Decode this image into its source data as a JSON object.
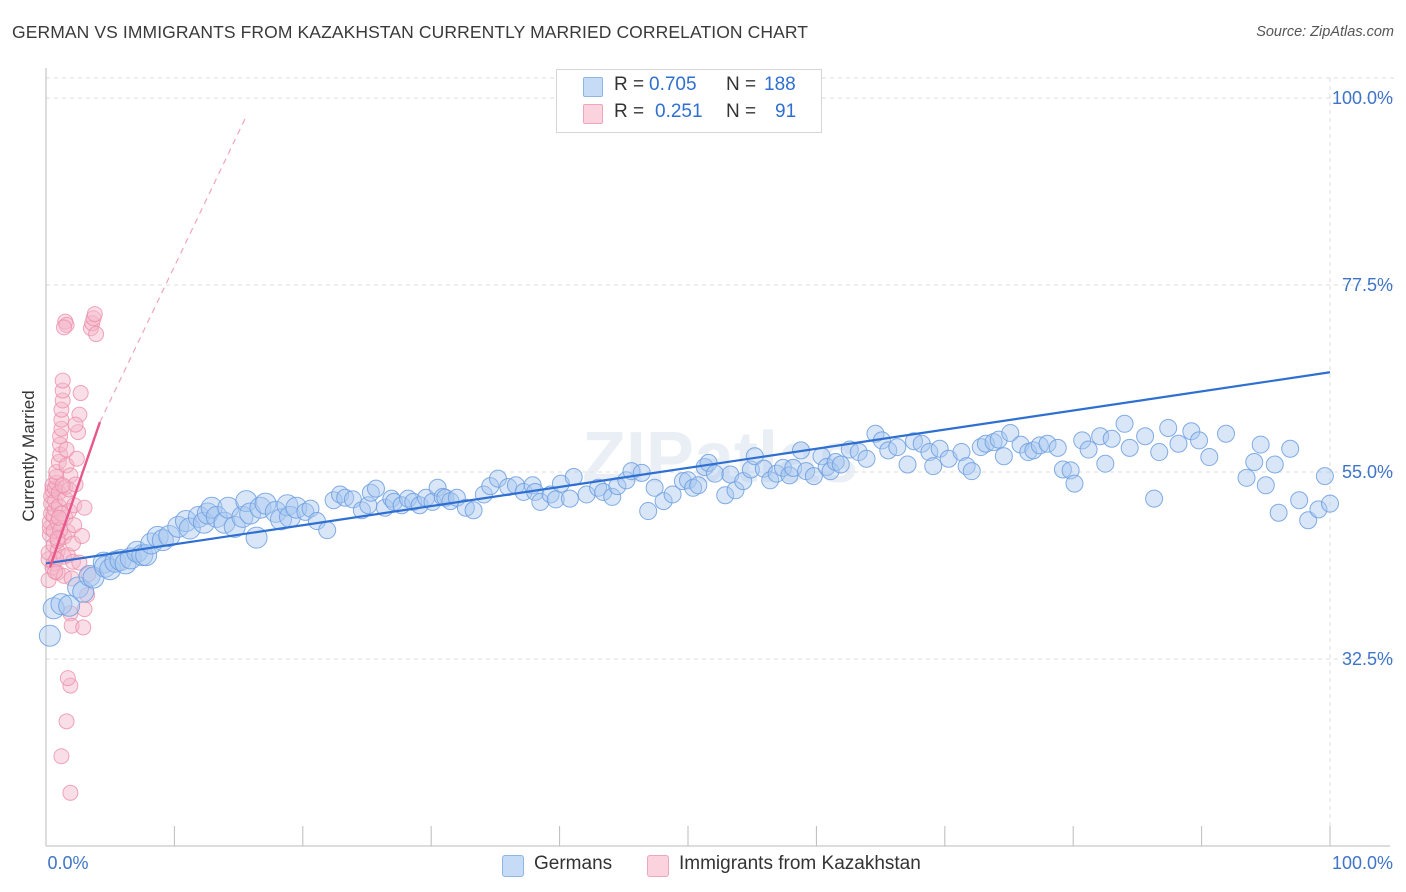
{
  "title": "GERMAN VS IMMIGRANTS FROM KAZAKHSTAN CURRENTLY MARRIED CORRELATION CHART",
  "source": "Source: ZipAtlas.com",
  "watermark": "ZIPatlas",
  "legend_top": {
    "rows": [
      {
        "r_label": "R =",
        "r_value": "0.705",
        "n_label": "N =",
        "n_value": "188",
        "color": "#a9c7ef"
      },
      {
        "r_label": "R =",
        "r_value": "0.251",
        "n_label": "N =",
        "n_value": "91",
        "color": "#f5b6c9"
      }
    ]
  },
  "legend_bottom": {
    "items": [
      {
        "label": "Germans",
        "color": "#a9c7ef"
      },
      {
        "label": "Immigrants from Kazakhstan",
        "color": "#f5b6c9"
      }
    ]
  },
  "colors": {
    "blue_fill": "#a9c7ef",
    "blue_stroke": "#6d9fe0",
    "blue_line": "#2e6fd1",
    "pink_fill": "#f5b6c9",
    "pink_stroke": "#ec8fab",
    "pink_line": "#e8578a",
    "tick_label": "#3f74c9",
    "grid": "#dddddd"
  },
  "chart_data": {
    "type": "scatter",
    "title": "GERMAN VS IMMIGRANTS FROM KAZAKHSTAN CURRENTLY MARRIED CORRELATION CHART",
    "xlabel": "",
    "ylabel": "Currently Married",
    "xlim": [
      0,
      100
    ],
    "ylim": [
      10,
      100
    ],
    "x_tick_labels": [
      "0.0%",
      "100.0%"
    ],
    "y_ticks": [
      32.5,
      55.0,
      77.5,
      100.0
    ],
    "y_tick_labels": [
      "32.5%",
      "55.0%",
      "77.5%",
      "100.0%"
    ],
    "grid": true,
    "series": [
      {
        "name": "Germans",
        "color": "#a9c7ef",
        "R": 0.705,
        "N": 188,
        "trend": {
          "x": [
            0,
            100
          ],
          "y": [
            44.0,
            67.0
          ]
        },
        "points": [
          [
            0.3,
            35.3
          ],
          [
            0.6,
            38.6
          ],
          [
            1.2,
            39.1
          ],
          [
            1.8,
            38.9
          ],
          [
            2.5,
            41.1
          ],
          [
            2.9,
            40.6
          ],
          [
            3.4,
            42.5
          ],
          [
            3.7,
            42.3
          ],
          [
            4.5,
            44.1
          ],
          [
            4.6,
            43.6
          ],
          [
            5.0,
            43.3
          ],
          [
            5.4,
            44.2
          ],
          [
            5.8,
            44.4
          ],
          [
            6.2,
            44.0
          ],
          [
            6.6,
            44.6
          ],
          [
            7.1,
            45.4
          ],
          [
            7.5,
            45.0
          ],
          [
            7.8,
            45.0
          ],
          [
            8.2,
            46.4
          ],
          [
            8.7,
            47.2
          ],
          [
            9.1,
            46.8
          ],
          [
            9.6,
            47.3
          ],
          [
            10.3,
            48.4
          ],
          [
            10.9,
            49.1
          ],
          [
            11.2,
            48.2
          ],
          [
            11.9,
            49.6
          ],
          [
            12.3,
            48.9
          ],
          [
            12.6,
            50.0
          ],
          [
            12.9,
            50.7
          ],
          [
            13.3,
            49.6
          ],
          [
            13.9,
            48.9
          ],
          [
            14.2,
            50.7
          ],
          [
            14.7,
            48.4
          ],
          [
            15.3,
            49.6
          ],
          [
            15.6,
            51.5
          ],
          [
            15.9,
            50.0
          ],
          [
            16.4,
            47.1
          ],
          [
            16.7,
            50.7
          ],
          [
            17.1,
            51.2
          ],
          [
            17.9,
            50.2
          ],
          [
            18.3,
            49.3
          ],
          [
            18.8,
            51.0
          ],
          [
            19.0,
            49.6
          ],
          [
            19.5,
            50.7
          ],
          [
            20.2,
            50.2
          ],
          [
            20.6,
            50.6
          ],
          [
            21.1,
            49.1
          ],
          [
            21.9,
            48.0
          ],
          [
            22.4,
            51.6
          ],
          [
            22.9,
            52.3
          ],
          [
            23.3,
            51.9
          ],
          [
            23.9,
            51.7
          ],
          [
            24.6,
            50.4
          ],
          [
            25.1,
            51.0
          ],
          [
            25.3,
            52.5
          ],
          [
            25.7,
            53.0
          ],
          [
            26.4,
            50.7
          ],
          [
            26.9,
            51.8
          ],
          [
            27.1,
            51.4
          ],
          [
            27.7,
            51.0
          ],
          [
            28.2,
            51.8
          ],
          [
            28.6,
            51.4
          ],
          [
            29.1,
            51.0
          ],
          [
            29.6,
            51.9
          ],
          [
            30.1,
            51.4
          ],
          [
            30.5,
            53.1
          ],
          [
            30.9,
            52.0
          ],
          [
            31.1,
            51.9
          ],
          [
            31.5,
            51.5
          ],
          [
            32.0,
            51.9
          ],
          [
            32.7,
            50.7
          ],
          [
            33.3,
            50.4
          ],
          [
            34.1,
            52.3
          ],
          [
            34.6,
            53.3
          ],
          [
            35.2,
            54.2
          ],
          [
            36.0,
            53.2
          ],
          [
            36.6,
            53.4
          ],
          [
            37.2,
            52.6
          ],
          [
            37.9,
            53.4
          ],
          [
            38.1,
            52.6
          ],
          [
            38.5,
            51.4
          ],
          [
            39.3,
            52.3
          ],
          [
            39.7,
            51.7
          ],
          [
            40.1,
            53.6
          ],
          [
            40.8,
            51.8
          ],
          [
            41.1,
            54.4
          ],
          [
            42.1,
            52.3
          ],
          [
            43.0,
            53.1
          ],
          [
            43.4,
            52.6
          ],
          [
            44.1,
            52.0
          ],
          [
            44.5,
            53.3
          ],
          [
            45.2,
            54.0
          ],
          [
            45.6,
            55.1
          ],
          [
            46.4,
            54.9
          ],
          [
            46.9,
            50.3
          ],
          [
            47.4,
            53.1
          ],
          [
            48.1,
            51.5
          ],
          [
            48.8,
            52.3
          ],
          [
            49.6,
            53.9
          ],
          [
            50.0,
            54.0
          ],
          [
            50.4,
            53.1
          ],
          [
            50.8,
            53.4
          ],
          [
            51.3,
            55.6
          ],
          [
            51.6,
            56.1
          ],
          [
            52.1,
            54.8
          ],
          [
            52.9,
            52.2
          ],
          [
            53.3,
            54.7
          ],
          [
            53.7,
            52.8
          ],
          [
            54.3,
            53.9
          ],
          [
            54.9,
            55.3
          ],
          [
            55.2,
            56.9
          ],
          [
            55.9,
            55.4
          ],
          [
            56.4,
            54.0
          ],
          [
            56.9,
            54.8
          ],
          [
            57.4,
            55.5
          ],
          [
            57.9,
            54.6
          ],
          [
            58.2,
            55.5
          ],
          [
            58.8,
            57.6
          ],
          [
            59.2,
            55.1
          ],
          [
            59.8,
            54.5
          ],
          [
            60.4,
            56.9
          ],
          [
            60.8,
            55.6
          ],
          [
            61.1,
            55.1
          ],
          [
            61.5,
            56.2
          ],
          [
            61.9,
            55.9
          ],
          [
            62.6,
            57.7
          ],
          [
            63.3,
            57.4
          ],
          [
            63.9,
            56.6
          ],
          [
            64.6,
            59.6
          ],
          [
            65.1,
            58.8
          ],
          [
            65.6,
            57.6
          ],
          [
            66.3,
            58.0
          ],
          [
            67.1,
            55.9
          ],
          [
            67.6,
            58.7
          ],
          [
            68.2,
            58.4
          ],
          [
            68.8,
            57.4
          ],
          [
            69.1,
            55.7
          ],
          [
            69.6,
            57.8
          ],
          [
            70.3,
            56.6
          ],
          [
            71.3,
            57.4
          ],
          [
            71.7,
            55.7
          ],
          [
            72.1,
            55.1
          ],
          [
            72.8,
            58.0
          ],
          [
            73.2,
            58.4
          ],
          [
            73.8,
            58.6
          ],
          [
            74.2,
            58.9
          ],
          [
            74.6,
            56.9
          ],
          [
            75.1,
            59.7
          ],
          [
            75.9,
            58.3
          ],
          [
            76.5,
            57.4
          ],
          [
            76.9,
            57.6
          ],
          [
            77.4,
            58.2
          ],
          [
            78.0,
            58.4
          ],
          [
            78.8,
            57.9
          ],
          [
            79.2,
            55.3
          ],
          [
            79.8,
            55.2
          ],
          [
            80.1,
            53.6
          ],
          [
            80.7,
            58.8
          ],
          [
            81.2,
            57.7
          ],
          [
            82.1,
            59.3
          ],
          [
            82.5,
            56.0
          ],
          [
            83.0,
            59.0
          ],
          [
            84.0,
            60.8
          ],
          [
            84.4,
            57.9
          ],
          [
            85.6,
            59.3
          ],
          [
            86.3,
            51.8
          ],
          [
            86.7,
            57.4
          ],
          [
            87.4,
            60.3
          ],
          [
            88.2,
            58.4
          ],
          [
            89.2,
            59.9
          ],
          [
            89.8,
            58.8
          ],
          [
            90.6,
            56.8
          ],
          [
            91.9,
            59.6
          ],
          [
            93.5,
            54.3
          ],
          [
            94.1,
            56.2
          ],
          [
            94.6,
            58.3
          ],
          [
            95.0,
            53.4
          ],
          [
            95.7,
            55.9
          ],
          [
            96.0,
            50.1
          ],
          [
            96.9,
            57.8
          ],
          [
            97.6,
            51.6
          ],
          [
            98.3,
            49.2
          ],
          [
            99.1,
            50.5
          ],
          [
            99.6,
            54.5
          ],
          [
            100.0,
            51.2
          ]
        ]
      },
      {
        "name": "Immigrants from Kazakhstan",
        "color": "#f5b6c9",
        "R": 0.251,
        "N": 91,
        "trend": {
          "x": [
            0.3,
            4.2
          ],
          "y": [
            43.5,
            61.0
          ]
        },
        "trend_extension": {
          "x": [
            4.2,
            15.5
          ],
          "y": [
            61.0,
            97.5
          ]
        },
        "points": [
          [
            0.2,
            42.0
          ],
          [
            0.2,
            44.5
          ],
          [
            0.2,
            45.3
          ],
          [
            0.3,
            47.5
          ],
          [
            0.3,
            48.3
          ],
          [
            0.3,
            49.0
          ],
          [
            0.4,
            50.0
          ],
          [
            0.4,
            51.2
          ],
          [
            0.4,
            52.1
          ],
          [
            0.5,
            52.8
          ],
          [
            0.5,
            53.4
          ],
          [
            0.5,
            43.5
          ],
          [
            0.6,
            44.0
          ],
          [
            0.6,
            46.2
          ],
          [
            0.6,
            47.9
          ],
          [
            0.6,
            49.7
          ],
          [
            0.7,
            50.5
          ],
          [
            0.7,
            51.5
          ],
          [
            0.7,
            53.0
          ],
          [
            0.8,
            53.7
          ],
          [
            0.8,
            54.4
          ],
          [
            0.8,
            55.0
          ],
          [
            0.9,
            42.9
          ],
          [
            0.9,
            45.5
          ],
          [
            0.9,
            46.7
          ],
          [
            0.9,
            48.9
          ],
          [
            1.0,
            50.9
          ],
          [
            1.0,
            52.5
          ],
          [
            1.0,
            56.2
          ],
          [
            1.1,
            57.1
          ],
          [
            1.1,
            58.3
          ],
          [
            1.1,
            59.3
          ],
          [
            1.2,
            60.2
          ],
          [
            1.2,
            61.3
          ],
          [
            1.2,
            62.5
          ],
          [
            1.3,
            63.6
          ],
          [
            1.3,
            64.8
          ],
          [
            1.3,
            66.0
          ],
          [
            1.4,
            42.5
          ],
          [
            1.4,
            44.8
          ],
          [
            1.4,
            47.2
          ],
          [
            1.5,
            49.5
          ],
          [
            1.5,
            51.8
          ],
          [
            1.5,
            53.2
          ],
          [
            1.6,
            55.8
          ],
          [
            1.6,
            57.7
          ],
          [
            1.7,
            45.0
          ],
          [
            1.7,
            47.8
          ],
          [
            1.8,
            50.3
          ],
          [
            1.8,
            52.9
          ],
          [
            1.9,
            54.6
          ],
          [
            1.9,
            38.0
          ],
          [
            2.0,
            36.5
          ],
          [
            2.0,
            42.2
          ],
          [
            2.1,
            44.2
          ],
          [
            2.1,
            46.4
          ],
          [
            2.2,
            48.6
          ],
          [
            2.2,
            51.0
          ],
          [
            2.3,
            53.5
          ],
          [
            2.4,
            56.6
          ],
          [
            2.5,
            59.8
          ],
          [
            2.6,
            61.9
          ],
          [
            2.7,
            64.5
          ],
          [
            2.9,
            36.3
          ],
          [
            3.0,
            38.5
          ],
          [
            3.2,
            40.2
          ],
          [
            3.3,
            42.7
          ],
          [
            3.5,
            72.3
          ],
          [
            3.6,
            72.9
          ],
          [
            3.7,
            73.5
          ],
          [
            3.8,
            74.0
          ],
          [
            1.5,
            73.1
          ],
          [
            1.6,
            72.7
          ],
          [
            1.4,
            72.4
          ],
          [
            3.9,
            71.6
          ],
          [
            1.1,
            48.0
          ],
          [
            1.2,
            50.0
          ],
          [
            1.3,
            53.4
          ],
          [
            0.8,
            44.5
          ],
          [
            0.9,
            47.0
          ],
          [
            1.0,
            49.5
          ],
          [
            1.9,
            29.3
          ],
          [
            1.6,
            25.0
          ],
          [
            1.2,
            20.8
          ],
          [
            1.9,
            16.4
          ],
          [
            2.6,
            44.1
          ],
          [
            2.8,
            47.3
          ],
          [
            3.0,
            50.7
          ],
          [
            1.7,
            30.2
          ],
          [
            2.3,
            60.7
          ],
          [
            0.7,
            43.0
          ]
        ]
      }
    ]
  }
}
+ + + + +
THE TASK: Your answer should be a single number: the count of lines containing the word "source".

RESPONSE BELOW: 2